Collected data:
----------------

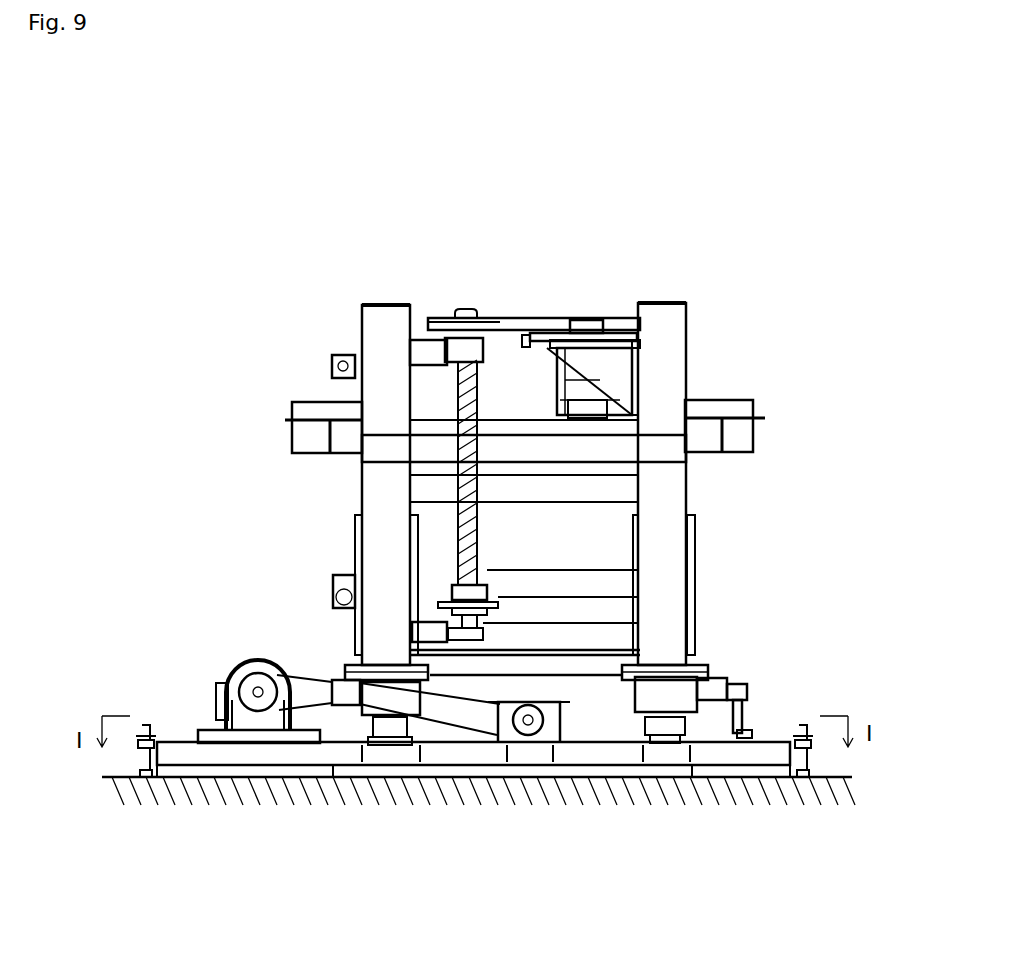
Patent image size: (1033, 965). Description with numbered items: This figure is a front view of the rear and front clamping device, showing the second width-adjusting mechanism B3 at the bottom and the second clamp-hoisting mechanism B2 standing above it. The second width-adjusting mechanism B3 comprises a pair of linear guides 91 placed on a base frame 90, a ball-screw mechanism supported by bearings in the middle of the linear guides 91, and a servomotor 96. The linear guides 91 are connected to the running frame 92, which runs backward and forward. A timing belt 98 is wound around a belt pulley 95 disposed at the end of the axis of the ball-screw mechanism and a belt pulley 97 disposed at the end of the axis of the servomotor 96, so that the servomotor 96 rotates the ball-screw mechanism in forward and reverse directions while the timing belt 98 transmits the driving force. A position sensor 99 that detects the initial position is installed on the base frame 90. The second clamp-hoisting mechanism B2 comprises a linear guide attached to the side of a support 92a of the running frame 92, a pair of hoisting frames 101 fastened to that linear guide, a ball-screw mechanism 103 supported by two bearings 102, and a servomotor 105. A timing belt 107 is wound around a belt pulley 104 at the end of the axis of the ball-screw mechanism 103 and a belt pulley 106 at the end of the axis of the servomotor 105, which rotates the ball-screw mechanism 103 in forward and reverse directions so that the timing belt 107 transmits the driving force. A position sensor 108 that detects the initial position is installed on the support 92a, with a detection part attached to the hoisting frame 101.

The base frame 90 is at (763, 741).
The linear guide 91 is at (350, 724).
The running frame 92 is at (700, 678).
The support 92a is at (383, 420).
The belt pulley 95 is at (528, 722).
The servomotor 96 is at (243, 660).
The belt pulley 97 is at (258, 695).
The timing belt 98 is at (322, 715).
The position sensor 99 is at (743, 687).
The hoisting frame 101 is at (553, 583).
The bearing 102 is at (433, 317).
The ball-screw mechanism 103 is at (445, 551).
The belt pulley 104 is at (463, 317).
The servomotor 105 is at (585, 390).
The belt pulley 106 is at (582, 313).
The timing belt 107 is at (517, 315).
The position sensor 108 is at (333, 592).
The second clamp-hoisting mechanism B2 is at (240, 272).
The second width-adjusting mechanism B3 is at (198, 683).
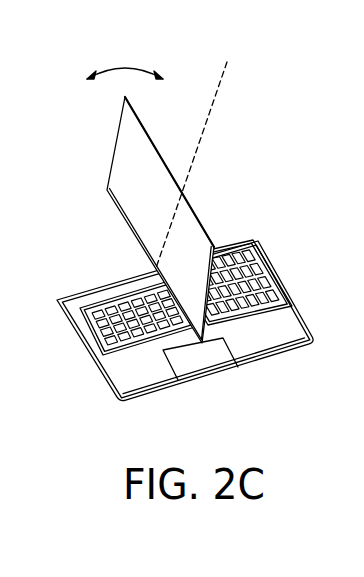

----------------

Exercise description: Reproduce the lines word for word, starting at the beginning of the records and ending at the line containing "The linear guide 91 is at (350, 724).", both included. Leave the pictures out of your answer.

Exercise answer:
Patent image size: (1033, 965). Description with numbered items: This figure is a front view of the rear and front clamping device, showing the second width-adjusting mechanism B3 at the bottom and the second clamp-hoisting mechanism B2 standing above it. The second width-adjusting mechanism B3 comprises a pair of linear guides 91 placed on a base frame 90, a ball-screw mechanism supported by bearings in the middle of the linear guides 91, and a servomotor 96. The linear guides 91 are connected to the running frame 92, which runs backward and forward. A timing belt 98 is wound around a belt pulley 95 disposed at the end of the axis of the ball-screw mechanism and a belt pulley 97 disposed at the end of the axis of the servomotor 96, so that the servomotor 96 rotates the ball-screw mechanism in forward and reverse directions while the timing belt 98 transmits the driving force. A position sensor 99 that detects the initial position is installed on the base frame 90. The second clamp-hoisting mechanism B2 comprises a linear guide attached to the side of a support 92a of the running frame 92, a pair of hoisting frames 101 fastened to that linear guide, a ball-screw mechanism 103 supported by two bearings 102, and a servomotor 105. A timing belt 107 is wound around a belt pulley 104 at the end of the axis of the ball-screw mechanism 103 and a belt pulley 106 at the end of the axis of the servomotor 105, which rotates the ball-screw mechanism 103 in forward and reverse directions so that the timing belt 107 transmits the driving force. A position sensor 108 that detects the initial position is installed on the support 92a, with a detection part attached to the hoisting frame 101.

The base frame 90 is at (763, 741).
The linear guide 91 is at (350, 724).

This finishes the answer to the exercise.